◆ Using the information ◆
a: Please answer these questions using the SmartTagIt passage:
(i) Where did THAs go in the past?
(ii) What two questions did Dave ask when he shared the initial videos with the group?
(iii) What did Dave assure tradesmen who were concerned about being on video?
b: Carry the SmartTagIt passage forward from its final sentence.

◆ Provided passage ◆
####
Dave has two other safety professionals and self-perform superintendents who can jump in to use SmartTagIt in the same way. In the past, THAs went into a folder in a drawer, never to be seen again. In just seven months, he’s amassed over 1830 THAs that gives him unprecedented exposure into what his crews have been up to every day.

With SmartTagIt, Dave gains unprecedented exposure into to real-time, relevant hazards at multiple jobsites every day.

Embracing SmartTagIt in the field

Naturally, it took time for teams to get used to SmartTagIt. Some tradesmen were concerned about being on video, so Dave assured them that there would be no judging or grading; the goal was to get people talking so that SmartTagIt could help others learn.

To foster team engagement, Dave shared initial videos with the group a few weeks after they started using SmartTagIt. He asked “What do you like? What stood out?” In addition to sharing their input, many team members also observed that instead of the usual lip service where tradesmen said “we’ll be safe today,” people actually discussed real hazards.

Armed with feedback, everyone was brought in for additional training. “You could see the learning curve take off after that second meeting,” says Dave. “Since then, the THAs have just gotten better and better, and the guys are more comfortable than they’ve ever been.”

In addition to improved video content, Dave now has an inside view and validation of the high level of professionalism amongst his tradesmen. “Under the old system we never would’ve know that. Now I know exactly what we’re working with,” he says.
####
[Records from a data source]
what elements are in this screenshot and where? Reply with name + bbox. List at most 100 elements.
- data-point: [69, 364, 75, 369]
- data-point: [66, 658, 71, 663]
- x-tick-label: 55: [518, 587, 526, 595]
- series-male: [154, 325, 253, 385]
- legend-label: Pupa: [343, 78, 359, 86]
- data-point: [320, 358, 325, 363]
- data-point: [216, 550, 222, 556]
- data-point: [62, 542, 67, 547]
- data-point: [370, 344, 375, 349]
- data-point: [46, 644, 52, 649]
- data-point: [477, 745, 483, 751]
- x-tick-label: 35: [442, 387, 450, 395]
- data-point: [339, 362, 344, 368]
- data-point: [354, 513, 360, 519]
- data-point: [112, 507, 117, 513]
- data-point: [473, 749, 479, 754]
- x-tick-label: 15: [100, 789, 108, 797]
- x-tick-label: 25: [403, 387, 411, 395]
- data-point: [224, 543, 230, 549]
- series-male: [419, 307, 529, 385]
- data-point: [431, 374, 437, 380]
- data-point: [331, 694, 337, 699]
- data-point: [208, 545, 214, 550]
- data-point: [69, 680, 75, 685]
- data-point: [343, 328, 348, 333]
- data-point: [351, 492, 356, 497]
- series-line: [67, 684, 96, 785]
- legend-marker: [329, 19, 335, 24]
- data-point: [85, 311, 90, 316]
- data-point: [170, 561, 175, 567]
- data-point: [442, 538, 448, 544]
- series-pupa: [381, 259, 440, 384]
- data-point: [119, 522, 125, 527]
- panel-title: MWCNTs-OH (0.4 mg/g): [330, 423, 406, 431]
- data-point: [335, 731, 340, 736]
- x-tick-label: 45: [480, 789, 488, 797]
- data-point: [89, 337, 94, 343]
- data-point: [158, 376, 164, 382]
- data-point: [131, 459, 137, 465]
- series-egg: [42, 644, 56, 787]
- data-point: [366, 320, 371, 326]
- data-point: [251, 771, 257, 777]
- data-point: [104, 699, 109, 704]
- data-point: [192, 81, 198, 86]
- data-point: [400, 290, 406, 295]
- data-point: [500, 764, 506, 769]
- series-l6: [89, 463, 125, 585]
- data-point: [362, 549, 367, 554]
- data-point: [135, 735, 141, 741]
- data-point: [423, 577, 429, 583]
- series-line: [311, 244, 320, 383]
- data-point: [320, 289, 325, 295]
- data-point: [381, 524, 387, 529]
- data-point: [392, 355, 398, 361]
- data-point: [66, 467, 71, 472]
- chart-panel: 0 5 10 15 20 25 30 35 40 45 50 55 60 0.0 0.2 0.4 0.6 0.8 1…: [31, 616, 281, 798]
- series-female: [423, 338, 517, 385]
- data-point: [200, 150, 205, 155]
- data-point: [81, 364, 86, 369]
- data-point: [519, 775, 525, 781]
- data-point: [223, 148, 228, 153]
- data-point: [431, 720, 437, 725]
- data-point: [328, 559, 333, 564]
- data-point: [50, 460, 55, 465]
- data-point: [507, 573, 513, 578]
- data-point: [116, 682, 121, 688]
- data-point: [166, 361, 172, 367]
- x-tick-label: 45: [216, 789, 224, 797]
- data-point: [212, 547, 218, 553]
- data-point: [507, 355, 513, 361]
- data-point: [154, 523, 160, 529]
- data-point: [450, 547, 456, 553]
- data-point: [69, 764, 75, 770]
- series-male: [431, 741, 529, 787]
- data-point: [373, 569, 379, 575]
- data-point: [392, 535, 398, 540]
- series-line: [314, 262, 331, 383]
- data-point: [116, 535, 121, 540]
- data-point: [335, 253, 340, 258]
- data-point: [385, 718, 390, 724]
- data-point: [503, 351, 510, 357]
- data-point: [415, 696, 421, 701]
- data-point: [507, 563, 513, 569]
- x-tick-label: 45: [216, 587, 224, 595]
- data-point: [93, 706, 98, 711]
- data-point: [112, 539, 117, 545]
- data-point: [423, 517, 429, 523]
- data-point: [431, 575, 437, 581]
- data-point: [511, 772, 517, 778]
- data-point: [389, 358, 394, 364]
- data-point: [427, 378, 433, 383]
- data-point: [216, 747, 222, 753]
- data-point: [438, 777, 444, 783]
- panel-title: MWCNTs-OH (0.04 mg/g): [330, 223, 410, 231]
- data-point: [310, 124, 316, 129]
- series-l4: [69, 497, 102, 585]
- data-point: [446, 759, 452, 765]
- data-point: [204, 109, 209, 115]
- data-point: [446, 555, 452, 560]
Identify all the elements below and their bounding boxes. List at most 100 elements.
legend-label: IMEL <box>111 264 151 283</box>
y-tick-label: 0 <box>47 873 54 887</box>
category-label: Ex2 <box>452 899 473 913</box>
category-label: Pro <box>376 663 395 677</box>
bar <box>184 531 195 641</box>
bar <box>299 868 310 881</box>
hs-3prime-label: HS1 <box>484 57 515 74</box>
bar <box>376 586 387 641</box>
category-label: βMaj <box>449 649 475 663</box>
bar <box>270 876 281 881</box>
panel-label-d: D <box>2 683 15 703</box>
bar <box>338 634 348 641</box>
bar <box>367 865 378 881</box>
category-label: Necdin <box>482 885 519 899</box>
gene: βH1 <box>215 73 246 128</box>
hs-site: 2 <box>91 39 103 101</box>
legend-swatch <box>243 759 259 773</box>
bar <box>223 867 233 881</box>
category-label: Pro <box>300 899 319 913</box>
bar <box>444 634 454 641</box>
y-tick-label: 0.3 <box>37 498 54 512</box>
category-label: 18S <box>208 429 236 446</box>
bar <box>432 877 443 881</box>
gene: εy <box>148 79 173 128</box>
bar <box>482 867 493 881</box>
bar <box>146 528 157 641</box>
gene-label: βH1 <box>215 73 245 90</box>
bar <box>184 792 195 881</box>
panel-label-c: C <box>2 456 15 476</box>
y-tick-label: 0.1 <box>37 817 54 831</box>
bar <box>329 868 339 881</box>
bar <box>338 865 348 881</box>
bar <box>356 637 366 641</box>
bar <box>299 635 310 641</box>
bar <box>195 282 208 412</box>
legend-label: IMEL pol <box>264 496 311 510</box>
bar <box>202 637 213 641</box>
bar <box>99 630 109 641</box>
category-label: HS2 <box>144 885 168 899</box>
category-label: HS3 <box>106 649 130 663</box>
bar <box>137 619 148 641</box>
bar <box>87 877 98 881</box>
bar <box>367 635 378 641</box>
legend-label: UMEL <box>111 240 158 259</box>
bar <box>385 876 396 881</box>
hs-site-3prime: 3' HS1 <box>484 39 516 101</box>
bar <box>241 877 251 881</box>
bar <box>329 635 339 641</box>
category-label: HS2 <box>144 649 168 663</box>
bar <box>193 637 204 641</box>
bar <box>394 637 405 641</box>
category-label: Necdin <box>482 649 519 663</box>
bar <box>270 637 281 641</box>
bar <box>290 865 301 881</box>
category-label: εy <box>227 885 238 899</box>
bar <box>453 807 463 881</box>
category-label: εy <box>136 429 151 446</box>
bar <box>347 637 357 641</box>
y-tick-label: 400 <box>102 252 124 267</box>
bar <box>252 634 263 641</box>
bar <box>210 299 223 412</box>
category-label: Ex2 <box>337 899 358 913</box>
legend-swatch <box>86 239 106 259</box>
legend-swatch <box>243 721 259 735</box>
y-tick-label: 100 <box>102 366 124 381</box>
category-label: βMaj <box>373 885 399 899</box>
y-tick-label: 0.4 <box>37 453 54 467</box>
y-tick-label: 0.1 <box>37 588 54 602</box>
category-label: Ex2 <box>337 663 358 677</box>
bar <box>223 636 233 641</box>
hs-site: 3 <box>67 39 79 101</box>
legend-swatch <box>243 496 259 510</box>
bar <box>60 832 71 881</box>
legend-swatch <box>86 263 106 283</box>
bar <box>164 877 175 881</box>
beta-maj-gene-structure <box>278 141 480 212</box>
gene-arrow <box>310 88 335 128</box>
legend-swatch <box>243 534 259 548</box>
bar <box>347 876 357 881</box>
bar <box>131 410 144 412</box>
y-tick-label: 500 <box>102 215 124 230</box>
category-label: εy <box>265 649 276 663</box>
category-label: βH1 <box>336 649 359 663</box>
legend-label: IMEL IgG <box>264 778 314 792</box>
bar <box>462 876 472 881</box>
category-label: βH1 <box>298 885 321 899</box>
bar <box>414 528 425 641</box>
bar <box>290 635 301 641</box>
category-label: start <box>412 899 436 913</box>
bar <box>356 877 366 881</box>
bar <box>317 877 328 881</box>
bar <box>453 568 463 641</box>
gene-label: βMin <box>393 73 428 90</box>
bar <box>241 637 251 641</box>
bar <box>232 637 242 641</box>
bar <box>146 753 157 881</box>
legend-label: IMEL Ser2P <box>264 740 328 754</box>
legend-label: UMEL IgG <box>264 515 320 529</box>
####
◆ Answers per task ◆
a:
(i) They went into a folder in a drawer, never to be seen again.
(ii) "What do you like? What stood out?"
(iii) He assured them that there would be no judging or grading.

b:
A safety culture transformed

From the standpoint of a safety culture transformation, SmartTagIt has been pivotal. Dave says it best:

“We went from giving our safety program a punch in the gut, to one where our people are standing up and talking about how they’re going to protect themselves from getting hurt every day. We’ve always done positive things to respect our tradesmen, and give them recognition, but the first thing we did every day—hand them a paper on safety to sign off on—was disrespectful to them and their program. Now, you show up to job site trailer, a foreman is talking about the day’s task, starting a video camera, and asking ‘What are you worried about today?’, ‘What are you going to focus on?’”

Initially, Dave found that the foremen did all the talking, but that’s since evolved. “Our foremen are becoming better listeners and leaders because they do less and less talking and they’re letting their tradesmen talk. With SmartTagIt, my teams are sharing, engaged, and flipped on. People care that they have a voice, and that there’s buy in,” says Dave.

Good safety translates into good business

As part of the senior management group at Pepper Construction (comprised of VPs, HR, Safety, Operations Improvement and Group Superintendents), Dave committed to providing a report six months into using SmartTagIt. The report allowed him to quantify and share how he tracked participation among crews, measured accountability and provided coaching.

“Management loves to hear success stories, but we often struggle to get visuals of meaningful foremen and tradesmen engagement. You believe you have it but you don’t have proof of it. With SmartTagIt, I have the metrics and a library of videos that gets commented on. One piece of feedback we love hearing is that the guys really enjoy doing the video THAs,” says Dave.

Dave even sent his president a video THA done by a labor foreman who was highly engaged with SmartTagIt. His participation had caught the attention of a safety consultant at the project, who also wrote a letter in support of his efforts. After seeing the video, Pepper’s president agreed with Dave’s declaration. “This guy bleeds Pepper green” and the business is publicly recognizing him for demonstrating and living by the company’s safety spirit.